(THE REQUEST) Write out the data again in full, exactly as it reads.

** Start of PROVIDED DATA **

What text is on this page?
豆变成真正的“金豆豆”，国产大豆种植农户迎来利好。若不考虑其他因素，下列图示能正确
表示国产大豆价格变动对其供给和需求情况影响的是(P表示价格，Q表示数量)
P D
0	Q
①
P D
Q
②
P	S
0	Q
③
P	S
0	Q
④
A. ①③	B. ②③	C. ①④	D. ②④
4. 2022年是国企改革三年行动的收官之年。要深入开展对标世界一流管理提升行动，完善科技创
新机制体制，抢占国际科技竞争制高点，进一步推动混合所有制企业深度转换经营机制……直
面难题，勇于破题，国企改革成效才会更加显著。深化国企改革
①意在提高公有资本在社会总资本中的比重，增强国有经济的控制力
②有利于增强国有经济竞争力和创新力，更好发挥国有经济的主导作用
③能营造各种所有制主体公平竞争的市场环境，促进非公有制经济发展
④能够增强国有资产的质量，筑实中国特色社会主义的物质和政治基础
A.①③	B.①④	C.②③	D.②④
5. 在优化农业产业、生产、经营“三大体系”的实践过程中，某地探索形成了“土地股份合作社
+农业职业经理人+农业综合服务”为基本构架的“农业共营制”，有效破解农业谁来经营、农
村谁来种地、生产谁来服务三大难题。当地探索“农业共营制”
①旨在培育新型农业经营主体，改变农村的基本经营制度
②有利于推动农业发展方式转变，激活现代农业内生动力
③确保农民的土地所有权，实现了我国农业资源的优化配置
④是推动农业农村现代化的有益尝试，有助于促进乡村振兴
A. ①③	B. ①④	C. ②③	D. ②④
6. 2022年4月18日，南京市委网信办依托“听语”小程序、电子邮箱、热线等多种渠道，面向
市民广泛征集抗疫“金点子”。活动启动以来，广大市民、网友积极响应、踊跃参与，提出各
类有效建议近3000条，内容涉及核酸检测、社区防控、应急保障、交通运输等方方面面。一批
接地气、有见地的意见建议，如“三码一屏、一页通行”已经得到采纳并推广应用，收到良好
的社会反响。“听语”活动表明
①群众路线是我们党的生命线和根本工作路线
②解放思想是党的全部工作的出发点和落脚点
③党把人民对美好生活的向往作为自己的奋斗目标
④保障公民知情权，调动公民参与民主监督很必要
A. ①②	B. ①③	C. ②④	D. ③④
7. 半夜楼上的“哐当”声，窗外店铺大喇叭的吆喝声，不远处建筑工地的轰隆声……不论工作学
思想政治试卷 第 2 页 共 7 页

** End of PROVIDED DATA **

(EXERCISE OUTPUT)
What text is on this page?
豆变成真正的“金豆豆”，国产大豆种植农户迎来利好。若不考虑其他因素，下列图示能正确
表示国产大豆价格变动对其供给和需求情况影响的是(P表示价格，Q表示数量)
P D
0	Q
①
P D
Q
②
P	S
0	Q
③
P	S
0	Q
④
A. ①③	B. ②③	C. ①④	D. ②④
4. 2022年是国企改革三年行动的收官之年。要深入开展对标世界一流管理提升行动，完善科技创
新机制体制，抢占国际科技竞争制高点，进一步推动混合所有制企业深度转换经营机制……直
面难题，勇于破题，国企改革成效才会更加显著。深化国企改革
①意在提高公有资本在社会总资本中的比重，增强国有经济的控制力
②有利于增强国有经济竞争力和创新力，更好发挥国有经济的主导作用
③能营造各种所有制主体公平竞争的市场环境，促进非公有制经济发展
④能够增强国有资产的质量，筑实中国特色社会主义的物质和政治基础
A.①③	B.①④	C.②③	D.②④
5. 在优化农业产业、生产、经营“三大体系”的实践过程中，某地探索形成了“土地股份合作社
+农业职业经理人+农业综合服务”为基本构架的“农业共营制”，有效破解农业谁来经营、农
村谁来种地、生产谁来服务三大难题。当地探索“农业共营制”
①旨在培育新型农业经营主体，改变农村的基本经营制度
②有利于推动农业发展方式转变，激活现代农业内生动力
③确保农民的土地所有权，实现了我国农业资源的优化配置
④是推动农业农村现代化的有益尝试，有助于促进乡村振兴
A. ①③	B. ①④	C. ②③	D. ②④
6. 2022年4月18日，南京市委网信办依托“听语”小程序、电子邮箱、热线等多种渠道，面向
市民广泛征集抗疫“金点子”。活动启动以来，广大市民、网友积极响应、踊跃参与，提出各
类有效建议近3000条，内容涉及核酸检测、社区防控、应急保障、交通运输等方方面面。一批
接地气、有见地的意见建议，如“三码一屏、一页通行”已经得到采纳并推广应用，收到良好
的社会反响。“听语”活动表明
①群众路线是我们党的生命线和根本工作路线
②解放思想是党的全部工作的出发点和落脚点
③党把人民对美好生活的向往作为自己的奋斗目标
④保障公民知情权，调动公民参与民主监督很必要
A. ①②	B. ①③	C. ②④	D. ③④
7. 半夜楼上的“哐当”声，窗外店铺大喇叭的吆喝声，不远处建筑工地的轰隆声……不论工作学
思想政治试卷 第 2 页 共 7 页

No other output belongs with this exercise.